**Text to read**
▶
The Sāheb ol Amr Mosque ( - Masjid-e Sāheb ol Amr) or King Tahmasp Mosque is a mosque located on the east side of Saaheb Aabaad square in Tabriz, Iran. The mosque was initially built in 1636 and has a history of destruction and repair. The name Sāheb ol Amr (Master of command) is one of the titles of the last Twelver Shī‘ah Imām.

History
The mosque was originally built in 1636 by the Safavid king Tahmasp I, on the east side of Saaheb Aabaad square in Tabriz. However the building was destroyed by the Ottoman ruler Murad IV after invading Tabriz in 1638. Once Persian troops re-affirmed control over the city, the mosque was rebuilt but suffered great damage from an earthquake that struck the city soon after. Consequently, the entire square along with the mosque was reconstructed and this task was carried out by Goli Khan Danbali. In favour of the people, the mosque was dubbed Sāheb ol Amr, a title of the last Twelver Shī‘ah Imām, Muhammad al-Mahdi.
◀
**Dataset extract**
▶
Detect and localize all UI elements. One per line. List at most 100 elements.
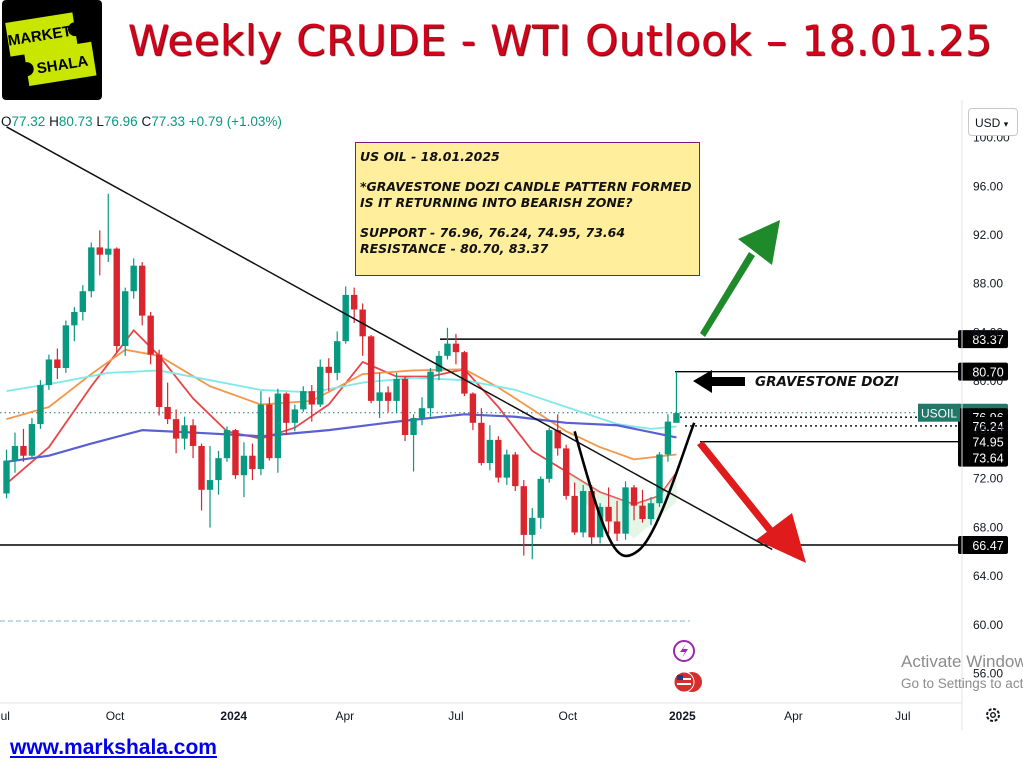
◀
**Written request**
Transcribe the passage on the Sāheb ol Amr Mosque word for word, from "The Sāheb ol" to "Twelver Shī‘ah Imām.".

**Output for this task**
The Sāheb ol Amr Mosque ( - Masjid-e Sāheb ol Amr) or King Tahmasp Mosque is a mosque located on the east side of Saaheb Aabaad square in Tabriz, Iran. The mosque was initially built in 1636 and has a history of destruction and repair. The name Sāheb ol Amr (Master of command) is one of the titles of the last Twelver Shī‘ah Imām.